What to do: Select from the data all lines with the word "username".

Data supplied:
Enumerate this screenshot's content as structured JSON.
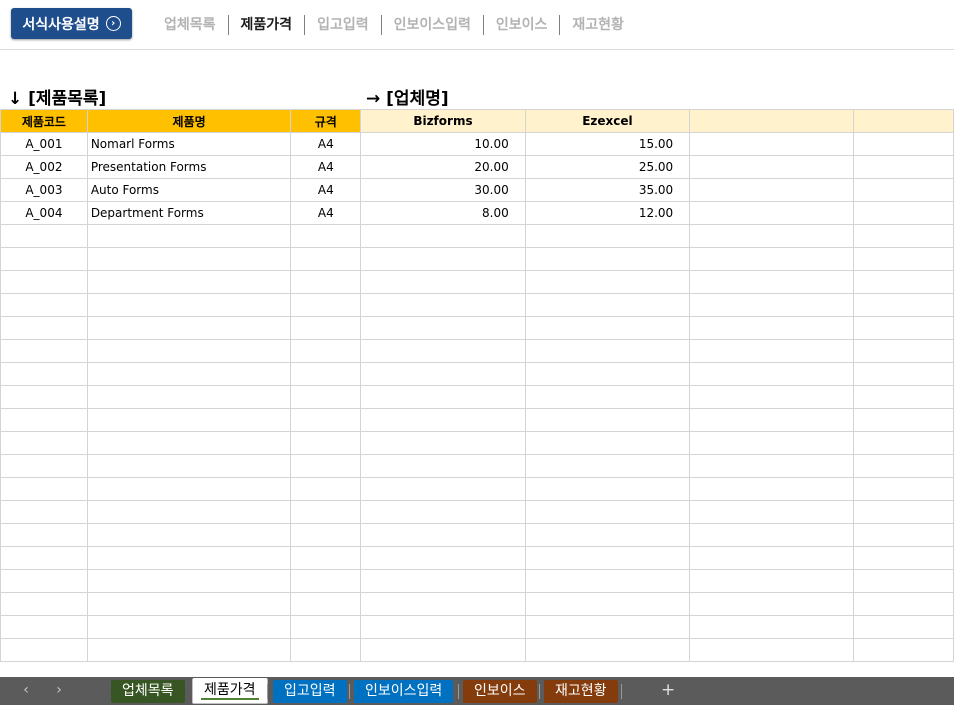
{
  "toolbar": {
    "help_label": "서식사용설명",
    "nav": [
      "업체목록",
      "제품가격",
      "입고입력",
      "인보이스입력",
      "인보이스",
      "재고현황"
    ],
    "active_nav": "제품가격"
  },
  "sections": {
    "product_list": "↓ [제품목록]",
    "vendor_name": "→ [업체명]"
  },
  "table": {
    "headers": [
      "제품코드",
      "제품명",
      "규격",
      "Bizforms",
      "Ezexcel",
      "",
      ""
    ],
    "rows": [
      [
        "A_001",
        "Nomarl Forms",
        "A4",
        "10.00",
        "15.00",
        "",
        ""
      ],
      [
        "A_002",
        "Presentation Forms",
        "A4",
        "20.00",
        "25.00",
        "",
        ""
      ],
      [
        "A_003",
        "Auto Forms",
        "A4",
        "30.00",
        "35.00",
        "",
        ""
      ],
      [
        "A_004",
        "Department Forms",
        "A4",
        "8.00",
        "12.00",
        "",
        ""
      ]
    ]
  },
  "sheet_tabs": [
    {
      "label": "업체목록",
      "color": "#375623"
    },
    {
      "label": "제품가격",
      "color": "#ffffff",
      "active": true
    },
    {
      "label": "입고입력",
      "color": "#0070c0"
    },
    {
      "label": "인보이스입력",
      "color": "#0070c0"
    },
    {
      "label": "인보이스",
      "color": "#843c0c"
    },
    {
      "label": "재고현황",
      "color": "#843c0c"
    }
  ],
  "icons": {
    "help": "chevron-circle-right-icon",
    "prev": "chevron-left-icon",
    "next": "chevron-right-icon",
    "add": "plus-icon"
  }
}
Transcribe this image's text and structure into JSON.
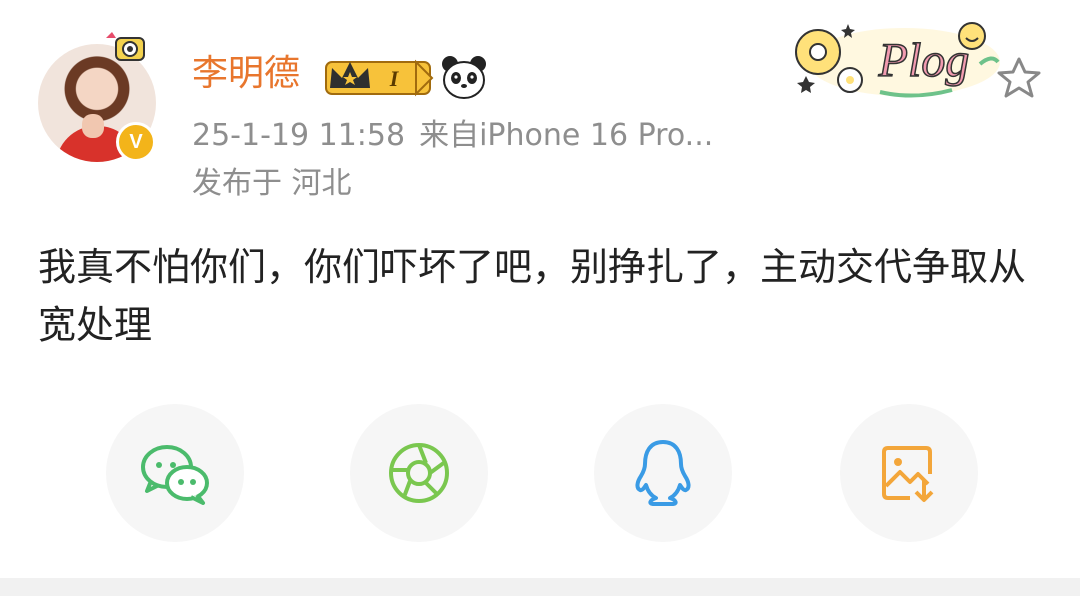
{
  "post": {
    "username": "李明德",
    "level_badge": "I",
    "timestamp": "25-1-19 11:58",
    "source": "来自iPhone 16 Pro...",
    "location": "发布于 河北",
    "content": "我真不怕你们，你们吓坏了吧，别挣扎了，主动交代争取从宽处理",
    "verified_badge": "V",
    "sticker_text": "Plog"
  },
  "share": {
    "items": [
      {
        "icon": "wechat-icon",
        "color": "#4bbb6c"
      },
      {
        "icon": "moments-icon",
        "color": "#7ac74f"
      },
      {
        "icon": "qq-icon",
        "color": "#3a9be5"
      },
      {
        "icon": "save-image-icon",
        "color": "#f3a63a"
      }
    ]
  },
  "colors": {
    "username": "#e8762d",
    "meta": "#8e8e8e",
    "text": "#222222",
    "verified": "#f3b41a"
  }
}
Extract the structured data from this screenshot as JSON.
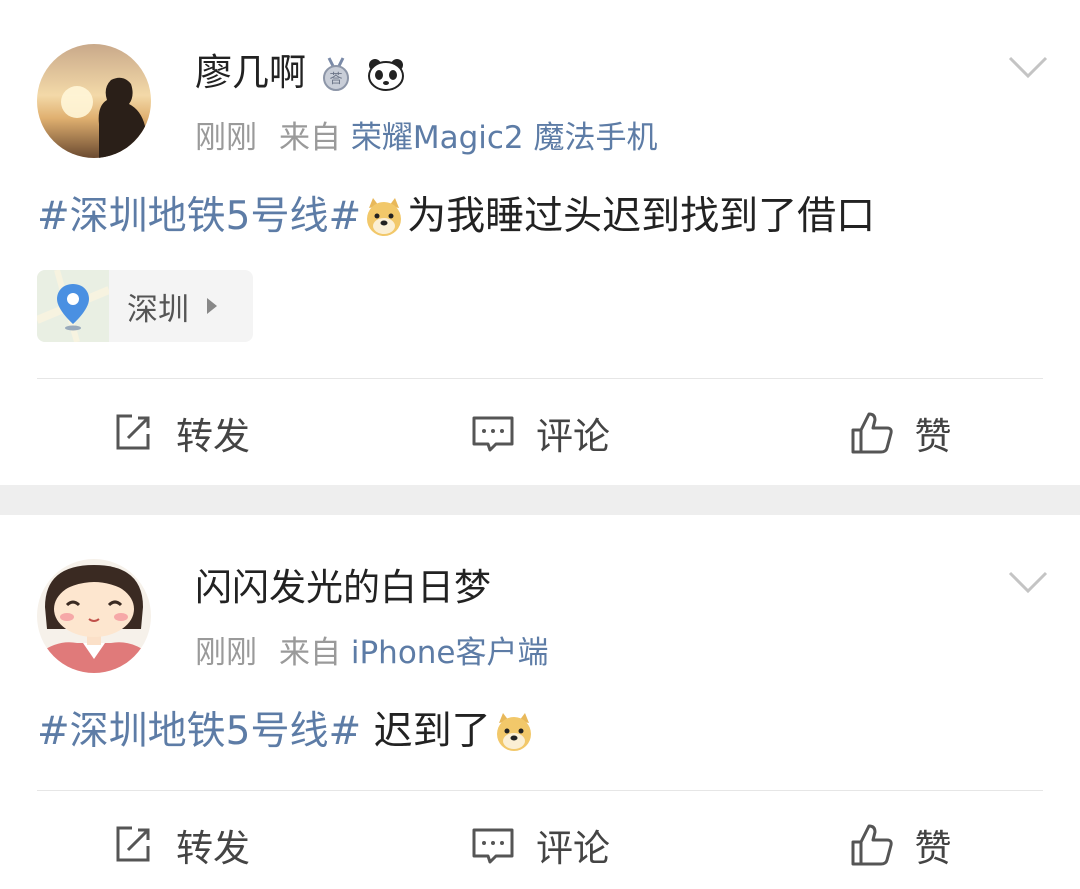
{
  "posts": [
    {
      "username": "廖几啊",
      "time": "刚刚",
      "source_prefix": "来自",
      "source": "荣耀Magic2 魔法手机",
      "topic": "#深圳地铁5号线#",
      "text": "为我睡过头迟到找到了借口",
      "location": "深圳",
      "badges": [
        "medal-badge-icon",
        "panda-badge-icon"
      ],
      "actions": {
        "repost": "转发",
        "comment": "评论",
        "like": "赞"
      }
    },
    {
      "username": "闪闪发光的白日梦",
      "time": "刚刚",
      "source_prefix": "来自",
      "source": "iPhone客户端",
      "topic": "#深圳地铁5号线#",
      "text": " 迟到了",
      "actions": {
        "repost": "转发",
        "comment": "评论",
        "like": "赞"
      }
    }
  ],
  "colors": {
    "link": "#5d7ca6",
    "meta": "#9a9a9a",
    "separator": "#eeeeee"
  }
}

Result for this exercise:
    "username": "李明德",
    "username": "#e8762d",
      "username": "廖几啊",
      "username": "闪闪发光的白日梦",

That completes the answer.